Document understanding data
+===+

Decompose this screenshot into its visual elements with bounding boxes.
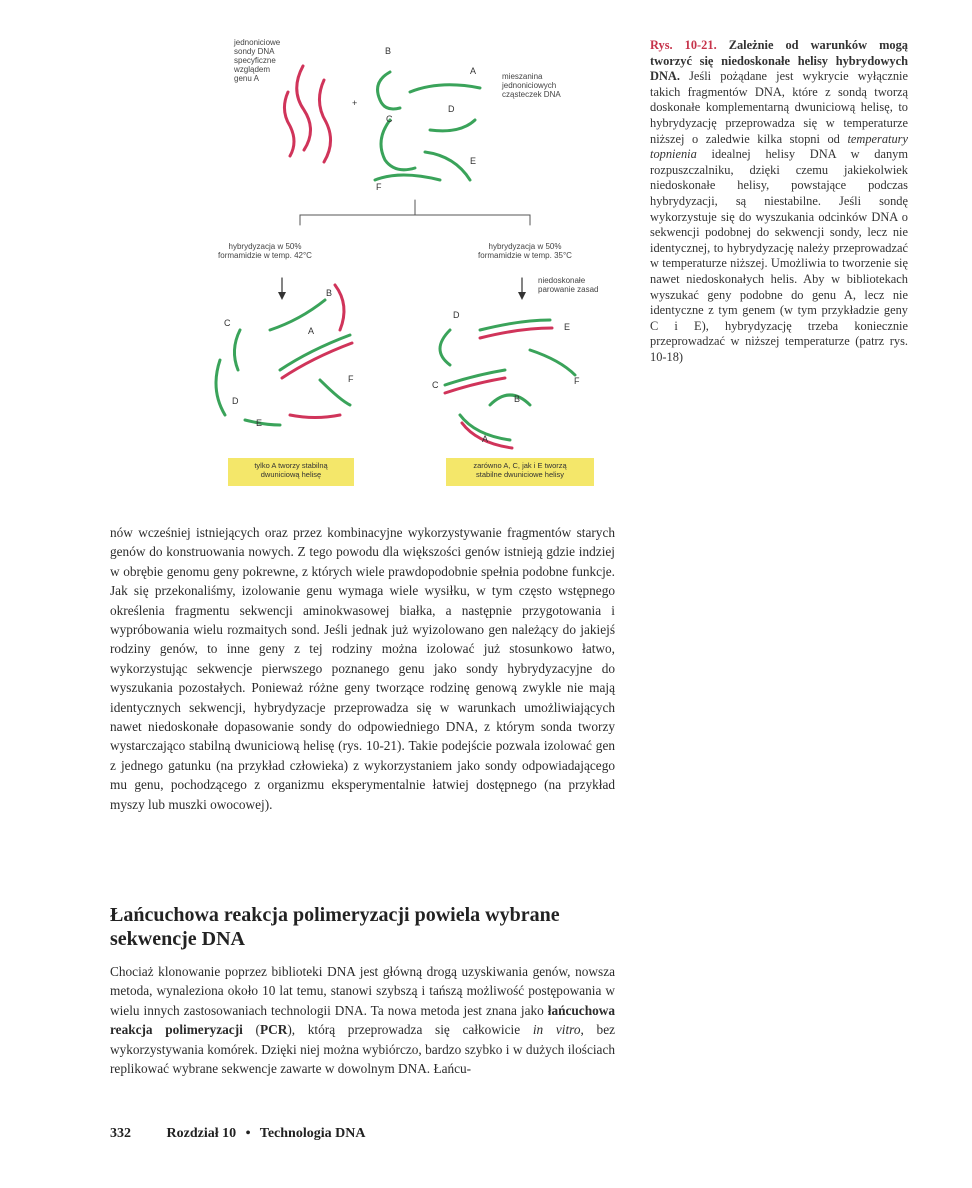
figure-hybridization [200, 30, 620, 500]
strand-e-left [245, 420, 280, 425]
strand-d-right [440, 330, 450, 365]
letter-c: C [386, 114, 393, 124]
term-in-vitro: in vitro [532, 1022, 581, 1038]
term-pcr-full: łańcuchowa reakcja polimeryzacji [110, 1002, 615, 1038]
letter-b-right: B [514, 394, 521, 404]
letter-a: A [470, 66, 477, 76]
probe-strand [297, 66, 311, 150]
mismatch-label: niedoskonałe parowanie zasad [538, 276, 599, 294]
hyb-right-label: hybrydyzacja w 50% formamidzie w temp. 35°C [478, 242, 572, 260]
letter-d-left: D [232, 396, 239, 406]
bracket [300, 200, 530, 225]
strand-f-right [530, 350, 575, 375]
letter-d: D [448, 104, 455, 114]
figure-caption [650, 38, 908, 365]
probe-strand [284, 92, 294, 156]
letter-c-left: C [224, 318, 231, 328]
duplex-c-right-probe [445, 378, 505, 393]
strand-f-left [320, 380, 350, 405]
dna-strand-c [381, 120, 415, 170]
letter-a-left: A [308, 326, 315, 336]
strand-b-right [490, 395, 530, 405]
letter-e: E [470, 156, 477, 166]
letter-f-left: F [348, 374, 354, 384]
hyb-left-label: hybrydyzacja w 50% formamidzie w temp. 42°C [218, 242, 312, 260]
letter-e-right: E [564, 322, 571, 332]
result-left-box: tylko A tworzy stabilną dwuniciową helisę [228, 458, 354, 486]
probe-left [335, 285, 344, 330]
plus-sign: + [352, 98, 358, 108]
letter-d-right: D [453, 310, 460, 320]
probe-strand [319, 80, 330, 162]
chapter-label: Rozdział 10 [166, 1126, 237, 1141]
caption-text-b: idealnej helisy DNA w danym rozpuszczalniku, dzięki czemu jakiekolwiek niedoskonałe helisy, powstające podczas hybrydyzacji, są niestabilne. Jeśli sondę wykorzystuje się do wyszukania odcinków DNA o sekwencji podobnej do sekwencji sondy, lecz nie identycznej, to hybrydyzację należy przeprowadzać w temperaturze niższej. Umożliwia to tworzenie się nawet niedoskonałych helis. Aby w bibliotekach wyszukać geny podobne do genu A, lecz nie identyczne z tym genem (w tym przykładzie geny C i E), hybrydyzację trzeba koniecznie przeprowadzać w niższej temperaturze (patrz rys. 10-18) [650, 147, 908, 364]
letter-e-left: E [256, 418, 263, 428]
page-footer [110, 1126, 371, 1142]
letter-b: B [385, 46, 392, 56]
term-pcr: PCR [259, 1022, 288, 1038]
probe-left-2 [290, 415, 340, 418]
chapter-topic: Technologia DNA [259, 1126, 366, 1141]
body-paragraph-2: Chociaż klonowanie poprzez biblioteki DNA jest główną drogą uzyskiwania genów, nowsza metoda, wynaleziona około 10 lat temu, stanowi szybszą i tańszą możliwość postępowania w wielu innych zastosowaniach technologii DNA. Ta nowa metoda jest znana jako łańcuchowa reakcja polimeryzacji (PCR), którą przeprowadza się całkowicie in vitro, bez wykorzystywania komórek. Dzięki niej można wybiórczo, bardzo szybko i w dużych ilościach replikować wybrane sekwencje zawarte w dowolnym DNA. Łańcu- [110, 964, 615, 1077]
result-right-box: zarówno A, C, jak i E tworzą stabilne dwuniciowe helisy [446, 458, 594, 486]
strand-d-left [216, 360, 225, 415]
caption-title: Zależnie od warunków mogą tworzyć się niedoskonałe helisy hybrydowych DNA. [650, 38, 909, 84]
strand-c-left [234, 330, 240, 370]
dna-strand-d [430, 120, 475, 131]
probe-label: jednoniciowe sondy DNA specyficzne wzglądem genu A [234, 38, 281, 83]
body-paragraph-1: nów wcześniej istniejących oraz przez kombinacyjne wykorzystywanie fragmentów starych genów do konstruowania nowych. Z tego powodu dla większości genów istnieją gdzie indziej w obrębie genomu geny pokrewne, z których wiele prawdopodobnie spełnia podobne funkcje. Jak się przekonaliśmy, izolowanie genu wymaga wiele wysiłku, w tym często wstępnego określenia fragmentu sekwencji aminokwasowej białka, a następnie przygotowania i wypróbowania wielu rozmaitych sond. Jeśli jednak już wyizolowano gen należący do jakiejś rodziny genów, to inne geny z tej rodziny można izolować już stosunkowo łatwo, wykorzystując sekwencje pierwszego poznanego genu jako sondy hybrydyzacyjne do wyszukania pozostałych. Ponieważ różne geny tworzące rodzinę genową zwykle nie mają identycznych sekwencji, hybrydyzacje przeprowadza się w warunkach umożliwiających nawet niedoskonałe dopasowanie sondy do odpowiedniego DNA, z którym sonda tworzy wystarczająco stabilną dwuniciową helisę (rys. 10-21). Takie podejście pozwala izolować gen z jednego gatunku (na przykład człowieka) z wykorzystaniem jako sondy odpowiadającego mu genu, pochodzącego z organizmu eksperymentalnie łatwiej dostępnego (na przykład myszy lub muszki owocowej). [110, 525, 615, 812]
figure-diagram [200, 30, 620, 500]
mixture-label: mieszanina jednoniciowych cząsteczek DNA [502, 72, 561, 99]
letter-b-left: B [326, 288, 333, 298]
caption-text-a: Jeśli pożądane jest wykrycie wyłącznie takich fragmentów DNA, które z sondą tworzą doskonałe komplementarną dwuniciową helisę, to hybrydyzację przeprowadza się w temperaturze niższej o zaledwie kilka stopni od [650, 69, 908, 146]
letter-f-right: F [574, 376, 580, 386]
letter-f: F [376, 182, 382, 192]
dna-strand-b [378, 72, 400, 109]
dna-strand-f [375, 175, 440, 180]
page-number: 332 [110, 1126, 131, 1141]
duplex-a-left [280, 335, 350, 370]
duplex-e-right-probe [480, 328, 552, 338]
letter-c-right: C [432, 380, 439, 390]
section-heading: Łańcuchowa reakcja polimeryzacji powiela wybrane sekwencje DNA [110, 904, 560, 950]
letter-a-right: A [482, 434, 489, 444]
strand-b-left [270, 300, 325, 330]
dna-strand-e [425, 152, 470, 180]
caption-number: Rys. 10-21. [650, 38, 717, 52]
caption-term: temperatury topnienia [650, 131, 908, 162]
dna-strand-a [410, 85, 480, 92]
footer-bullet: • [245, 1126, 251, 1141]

+===+

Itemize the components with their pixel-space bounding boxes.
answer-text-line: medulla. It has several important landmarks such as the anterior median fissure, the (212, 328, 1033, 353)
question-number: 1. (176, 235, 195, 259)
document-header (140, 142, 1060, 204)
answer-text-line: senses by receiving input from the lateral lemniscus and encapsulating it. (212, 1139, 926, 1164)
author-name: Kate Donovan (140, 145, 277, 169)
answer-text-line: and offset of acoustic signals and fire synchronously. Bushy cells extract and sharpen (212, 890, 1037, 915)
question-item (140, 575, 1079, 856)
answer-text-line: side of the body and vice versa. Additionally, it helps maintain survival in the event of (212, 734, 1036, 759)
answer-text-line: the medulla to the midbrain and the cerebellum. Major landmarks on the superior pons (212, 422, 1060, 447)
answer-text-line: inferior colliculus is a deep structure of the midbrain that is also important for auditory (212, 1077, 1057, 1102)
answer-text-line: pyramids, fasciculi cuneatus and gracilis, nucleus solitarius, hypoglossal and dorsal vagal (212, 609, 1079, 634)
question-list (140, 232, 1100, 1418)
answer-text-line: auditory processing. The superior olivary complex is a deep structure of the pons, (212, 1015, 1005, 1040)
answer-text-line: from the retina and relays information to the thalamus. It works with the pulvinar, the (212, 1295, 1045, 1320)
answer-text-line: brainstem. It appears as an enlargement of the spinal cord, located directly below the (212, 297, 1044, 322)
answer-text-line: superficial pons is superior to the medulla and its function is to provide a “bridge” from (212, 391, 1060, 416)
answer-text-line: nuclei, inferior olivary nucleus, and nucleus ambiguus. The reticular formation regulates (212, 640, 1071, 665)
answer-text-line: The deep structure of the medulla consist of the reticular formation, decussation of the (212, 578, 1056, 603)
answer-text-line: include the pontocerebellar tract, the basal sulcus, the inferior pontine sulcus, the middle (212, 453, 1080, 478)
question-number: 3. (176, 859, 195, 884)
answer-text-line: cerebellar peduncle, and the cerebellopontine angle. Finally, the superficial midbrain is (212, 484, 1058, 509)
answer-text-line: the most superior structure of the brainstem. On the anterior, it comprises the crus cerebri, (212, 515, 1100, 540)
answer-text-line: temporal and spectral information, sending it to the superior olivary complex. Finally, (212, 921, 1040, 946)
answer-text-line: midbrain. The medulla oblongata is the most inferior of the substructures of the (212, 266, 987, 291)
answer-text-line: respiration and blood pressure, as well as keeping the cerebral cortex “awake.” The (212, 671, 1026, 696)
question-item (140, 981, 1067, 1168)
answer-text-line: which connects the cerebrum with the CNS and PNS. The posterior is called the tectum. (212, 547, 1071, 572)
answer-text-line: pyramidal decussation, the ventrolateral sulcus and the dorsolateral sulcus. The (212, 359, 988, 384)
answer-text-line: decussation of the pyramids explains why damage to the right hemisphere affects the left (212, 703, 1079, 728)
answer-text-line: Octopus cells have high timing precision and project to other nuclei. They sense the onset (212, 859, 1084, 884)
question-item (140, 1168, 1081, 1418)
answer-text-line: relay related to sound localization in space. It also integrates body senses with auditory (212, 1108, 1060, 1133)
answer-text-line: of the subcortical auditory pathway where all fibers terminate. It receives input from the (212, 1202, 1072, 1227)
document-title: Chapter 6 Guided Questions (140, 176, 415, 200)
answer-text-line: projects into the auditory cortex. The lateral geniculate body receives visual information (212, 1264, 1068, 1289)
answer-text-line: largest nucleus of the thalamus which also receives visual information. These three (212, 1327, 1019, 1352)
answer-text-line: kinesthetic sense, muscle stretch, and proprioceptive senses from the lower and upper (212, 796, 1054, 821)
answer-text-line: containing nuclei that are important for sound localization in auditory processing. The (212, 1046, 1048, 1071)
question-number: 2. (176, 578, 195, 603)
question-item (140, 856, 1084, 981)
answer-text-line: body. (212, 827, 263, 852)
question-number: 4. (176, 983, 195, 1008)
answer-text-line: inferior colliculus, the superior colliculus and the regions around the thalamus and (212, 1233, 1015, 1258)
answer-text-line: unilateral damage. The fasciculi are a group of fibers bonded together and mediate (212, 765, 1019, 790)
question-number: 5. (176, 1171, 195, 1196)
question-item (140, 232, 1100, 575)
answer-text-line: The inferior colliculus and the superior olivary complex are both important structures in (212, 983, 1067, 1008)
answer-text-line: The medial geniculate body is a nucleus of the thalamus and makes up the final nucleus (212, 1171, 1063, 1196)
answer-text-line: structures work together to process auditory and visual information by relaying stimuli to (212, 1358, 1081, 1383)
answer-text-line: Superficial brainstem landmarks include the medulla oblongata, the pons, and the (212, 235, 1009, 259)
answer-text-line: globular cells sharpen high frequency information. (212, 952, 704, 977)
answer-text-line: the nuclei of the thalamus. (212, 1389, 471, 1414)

+===+

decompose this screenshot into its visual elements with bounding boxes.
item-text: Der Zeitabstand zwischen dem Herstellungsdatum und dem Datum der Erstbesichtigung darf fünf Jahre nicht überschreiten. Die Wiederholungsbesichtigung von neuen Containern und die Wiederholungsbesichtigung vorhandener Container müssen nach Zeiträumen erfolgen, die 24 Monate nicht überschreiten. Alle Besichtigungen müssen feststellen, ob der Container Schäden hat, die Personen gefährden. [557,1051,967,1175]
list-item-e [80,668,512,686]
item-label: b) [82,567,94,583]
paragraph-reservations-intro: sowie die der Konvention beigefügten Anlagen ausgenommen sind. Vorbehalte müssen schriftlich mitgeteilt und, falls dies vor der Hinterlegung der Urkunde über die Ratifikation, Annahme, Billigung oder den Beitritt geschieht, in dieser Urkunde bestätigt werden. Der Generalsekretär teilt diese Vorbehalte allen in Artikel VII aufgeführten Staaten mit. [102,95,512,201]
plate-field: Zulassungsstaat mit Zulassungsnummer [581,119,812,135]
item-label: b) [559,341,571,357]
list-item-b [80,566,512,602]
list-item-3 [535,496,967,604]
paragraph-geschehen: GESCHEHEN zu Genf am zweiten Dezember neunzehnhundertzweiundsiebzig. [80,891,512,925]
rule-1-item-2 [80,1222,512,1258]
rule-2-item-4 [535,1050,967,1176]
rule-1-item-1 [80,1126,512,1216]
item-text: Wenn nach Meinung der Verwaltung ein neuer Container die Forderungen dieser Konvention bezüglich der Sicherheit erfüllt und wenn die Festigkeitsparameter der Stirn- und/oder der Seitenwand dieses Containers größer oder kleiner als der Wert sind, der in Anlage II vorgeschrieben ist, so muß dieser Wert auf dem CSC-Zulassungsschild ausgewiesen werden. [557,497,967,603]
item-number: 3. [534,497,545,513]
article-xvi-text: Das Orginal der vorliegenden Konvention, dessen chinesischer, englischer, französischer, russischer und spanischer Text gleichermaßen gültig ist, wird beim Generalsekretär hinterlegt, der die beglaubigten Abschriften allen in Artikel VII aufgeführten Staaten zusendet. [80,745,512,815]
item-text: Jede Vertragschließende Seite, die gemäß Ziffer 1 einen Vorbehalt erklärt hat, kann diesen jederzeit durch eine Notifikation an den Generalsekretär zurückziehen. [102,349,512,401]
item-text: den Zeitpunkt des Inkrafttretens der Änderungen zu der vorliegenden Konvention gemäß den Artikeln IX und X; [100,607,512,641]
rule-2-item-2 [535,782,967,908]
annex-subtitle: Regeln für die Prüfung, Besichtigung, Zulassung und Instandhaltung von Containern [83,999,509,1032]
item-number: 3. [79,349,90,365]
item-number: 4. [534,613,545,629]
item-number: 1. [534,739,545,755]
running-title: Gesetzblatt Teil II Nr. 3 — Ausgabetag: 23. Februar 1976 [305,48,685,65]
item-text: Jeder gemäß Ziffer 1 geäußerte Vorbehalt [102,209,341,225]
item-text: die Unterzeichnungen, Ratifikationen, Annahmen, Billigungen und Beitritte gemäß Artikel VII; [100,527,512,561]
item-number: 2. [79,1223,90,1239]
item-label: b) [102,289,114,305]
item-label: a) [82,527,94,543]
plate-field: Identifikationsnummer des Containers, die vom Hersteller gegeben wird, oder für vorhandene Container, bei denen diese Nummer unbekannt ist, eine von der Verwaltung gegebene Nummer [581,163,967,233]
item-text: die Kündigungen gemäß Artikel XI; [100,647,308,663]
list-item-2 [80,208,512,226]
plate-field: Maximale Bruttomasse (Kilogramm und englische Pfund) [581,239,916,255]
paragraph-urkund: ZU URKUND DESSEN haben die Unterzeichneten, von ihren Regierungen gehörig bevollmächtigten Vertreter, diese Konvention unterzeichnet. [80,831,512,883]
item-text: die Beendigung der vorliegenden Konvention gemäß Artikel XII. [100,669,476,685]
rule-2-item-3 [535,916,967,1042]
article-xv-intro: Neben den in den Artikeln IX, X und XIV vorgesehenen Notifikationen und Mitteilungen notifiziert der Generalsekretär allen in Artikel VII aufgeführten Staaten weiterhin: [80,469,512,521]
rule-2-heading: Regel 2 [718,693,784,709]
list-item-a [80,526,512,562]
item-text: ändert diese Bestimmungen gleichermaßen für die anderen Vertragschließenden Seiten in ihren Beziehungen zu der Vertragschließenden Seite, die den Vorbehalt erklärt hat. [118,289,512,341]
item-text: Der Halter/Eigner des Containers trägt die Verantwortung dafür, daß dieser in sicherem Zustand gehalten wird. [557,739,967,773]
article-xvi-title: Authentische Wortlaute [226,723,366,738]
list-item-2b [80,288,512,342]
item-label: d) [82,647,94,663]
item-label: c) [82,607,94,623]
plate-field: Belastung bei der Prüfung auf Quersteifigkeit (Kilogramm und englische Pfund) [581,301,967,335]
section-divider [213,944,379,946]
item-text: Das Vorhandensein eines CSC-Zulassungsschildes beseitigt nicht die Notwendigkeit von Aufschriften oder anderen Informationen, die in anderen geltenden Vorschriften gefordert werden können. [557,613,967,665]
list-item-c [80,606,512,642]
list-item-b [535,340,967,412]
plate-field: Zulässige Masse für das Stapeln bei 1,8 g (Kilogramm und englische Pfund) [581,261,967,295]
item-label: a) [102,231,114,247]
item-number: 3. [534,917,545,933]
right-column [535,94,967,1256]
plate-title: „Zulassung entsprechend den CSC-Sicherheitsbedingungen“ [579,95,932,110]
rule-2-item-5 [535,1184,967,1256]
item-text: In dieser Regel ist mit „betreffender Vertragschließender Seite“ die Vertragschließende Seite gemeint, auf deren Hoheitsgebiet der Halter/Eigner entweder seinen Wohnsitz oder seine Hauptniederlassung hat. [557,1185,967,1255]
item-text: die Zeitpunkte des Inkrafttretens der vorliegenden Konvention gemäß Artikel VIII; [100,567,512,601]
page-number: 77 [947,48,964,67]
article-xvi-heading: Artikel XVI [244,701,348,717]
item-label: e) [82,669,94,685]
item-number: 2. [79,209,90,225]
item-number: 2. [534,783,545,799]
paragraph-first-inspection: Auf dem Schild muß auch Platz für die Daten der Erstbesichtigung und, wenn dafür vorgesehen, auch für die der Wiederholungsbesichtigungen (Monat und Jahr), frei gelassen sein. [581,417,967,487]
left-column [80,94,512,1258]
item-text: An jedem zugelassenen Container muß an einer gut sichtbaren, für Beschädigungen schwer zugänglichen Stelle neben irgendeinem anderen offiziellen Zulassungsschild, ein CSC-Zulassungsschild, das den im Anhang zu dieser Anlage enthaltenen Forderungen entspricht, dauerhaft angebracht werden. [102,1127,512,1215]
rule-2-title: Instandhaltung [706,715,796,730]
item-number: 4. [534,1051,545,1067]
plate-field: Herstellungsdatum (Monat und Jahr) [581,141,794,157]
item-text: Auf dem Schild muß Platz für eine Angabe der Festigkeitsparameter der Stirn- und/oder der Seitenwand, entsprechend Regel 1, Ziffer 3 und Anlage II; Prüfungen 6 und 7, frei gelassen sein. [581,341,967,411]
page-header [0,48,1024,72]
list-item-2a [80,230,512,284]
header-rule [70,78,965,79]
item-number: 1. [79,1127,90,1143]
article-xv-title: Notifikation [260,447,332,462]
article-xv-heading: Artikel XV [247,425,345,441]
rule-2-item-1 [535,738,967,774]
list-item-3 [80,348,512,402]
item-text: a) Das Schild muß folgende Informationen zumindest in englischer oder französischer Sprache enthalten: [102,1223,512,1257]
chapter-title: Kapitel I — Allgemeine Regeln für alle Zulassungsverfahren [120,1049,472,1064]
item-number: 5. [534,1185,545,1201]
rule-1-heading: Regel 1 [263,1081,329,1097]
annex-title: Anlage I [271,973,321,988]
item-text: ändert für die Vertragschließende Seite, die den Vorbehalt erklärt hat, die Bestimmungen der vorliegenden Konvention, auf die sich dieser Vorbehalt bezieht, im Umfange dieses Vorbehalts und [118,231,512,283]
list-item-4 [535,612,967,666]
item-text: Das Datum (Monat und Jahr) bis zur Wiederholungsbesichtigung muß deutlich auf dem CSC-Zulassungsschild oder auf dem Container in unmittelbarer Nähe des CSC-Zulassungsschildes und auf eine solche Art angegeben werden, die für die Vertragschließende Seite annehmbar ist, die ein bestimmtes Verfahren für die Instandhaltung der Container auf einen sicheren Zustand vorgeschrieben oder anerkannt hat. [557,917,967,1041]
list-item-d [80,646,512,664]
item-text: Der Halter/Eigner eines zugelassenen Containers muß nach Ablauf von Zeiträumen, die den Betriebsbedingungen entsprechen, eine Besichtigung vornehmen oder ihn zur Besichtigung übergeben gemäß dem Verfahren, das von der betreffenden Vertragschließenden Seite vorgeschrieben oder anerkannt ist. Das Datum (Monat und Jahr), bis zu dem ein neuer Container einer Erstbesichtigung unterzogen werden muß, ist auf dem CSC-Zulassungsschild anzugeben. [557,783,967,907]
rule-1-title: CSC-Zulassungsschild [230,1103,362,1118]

+===+

WHAT NEEDS TO BE DONE: Show the lines of the records above that mention "Pfund".

EXERCISE ANSWER:
plate-field: Maximale Bruttomasse (Kilogramm und englische Pfund) [581,239,916,255]
plate-field: Belastung bei der Prüfung auf Quersteifigkeit (Kilogramm und englische Pfund) [581,301,967,335]
plate-field: Zulässige Masse für das Stapeln bei 1,8 g (Kilogramm und englische Pfund) [581,261,967,295]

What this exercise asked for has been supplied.